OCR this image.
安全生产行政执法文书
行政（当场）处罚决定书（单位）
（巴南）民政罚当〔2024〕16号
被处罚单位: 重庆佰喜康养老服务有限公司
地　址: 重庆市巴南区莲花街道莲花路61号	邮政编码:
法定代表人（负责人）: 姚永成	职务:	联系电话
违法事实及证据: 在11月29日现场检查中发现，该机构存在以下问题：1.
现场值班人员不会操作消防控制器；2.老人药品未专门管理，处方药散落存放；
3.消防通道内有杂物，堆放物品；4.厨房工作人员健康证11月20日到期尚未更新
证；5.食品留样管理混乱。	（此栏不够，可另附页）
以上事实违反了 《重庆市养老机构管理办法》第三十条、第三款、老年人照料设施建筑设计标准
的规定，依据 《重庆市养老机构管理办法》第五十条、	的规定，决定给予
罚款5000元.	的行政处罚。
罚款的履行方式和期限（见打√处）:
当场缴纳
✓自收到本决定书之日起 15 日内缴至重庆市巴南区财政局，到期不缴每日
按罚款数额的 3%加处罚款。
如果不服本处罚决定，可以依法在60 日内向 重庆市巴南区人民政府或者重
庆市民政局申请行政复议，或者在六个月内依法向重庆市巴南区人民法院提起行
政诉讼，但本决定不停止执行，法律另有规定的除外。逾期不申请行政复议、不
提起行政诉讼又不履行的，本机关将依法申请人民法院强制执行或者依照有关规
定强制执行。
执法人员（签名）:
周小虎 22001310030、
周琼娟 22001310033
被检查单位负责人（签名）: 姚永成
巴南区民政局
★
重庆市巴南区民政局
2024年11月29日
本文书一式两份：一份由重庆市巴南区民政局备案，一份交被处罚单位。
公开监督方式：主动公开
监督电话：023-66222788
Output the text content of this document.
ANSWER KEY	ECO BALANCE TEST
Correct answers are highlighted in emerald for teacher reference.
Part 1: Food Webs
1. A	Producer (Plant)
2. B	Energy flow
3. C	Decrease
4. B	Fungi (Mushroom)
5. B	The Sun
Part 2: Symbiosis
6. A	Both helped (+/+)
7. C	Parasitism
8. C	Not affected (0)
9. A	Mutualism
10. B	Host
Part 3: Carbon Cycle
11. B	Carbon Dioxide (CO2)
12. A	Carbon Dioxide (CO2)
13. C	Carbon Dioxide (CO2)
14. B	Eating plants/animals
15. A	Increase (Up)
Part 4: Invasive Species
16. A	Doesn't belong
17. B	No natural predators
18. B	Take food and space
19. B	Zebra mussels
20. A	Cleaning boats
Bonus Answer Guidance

────────────────

- _Instructions for the task_: Look through the entries and return every line where "重庆市养老机构管理办法" appears.

- _Response below_:
以上事实违反了 《重庆市养老机构管理办法》第三十条、第三款、老年人照料设施建筑设计标准
的规定，依据 《重庆市养老机构管理办法》第五十条、	的规定，决定给予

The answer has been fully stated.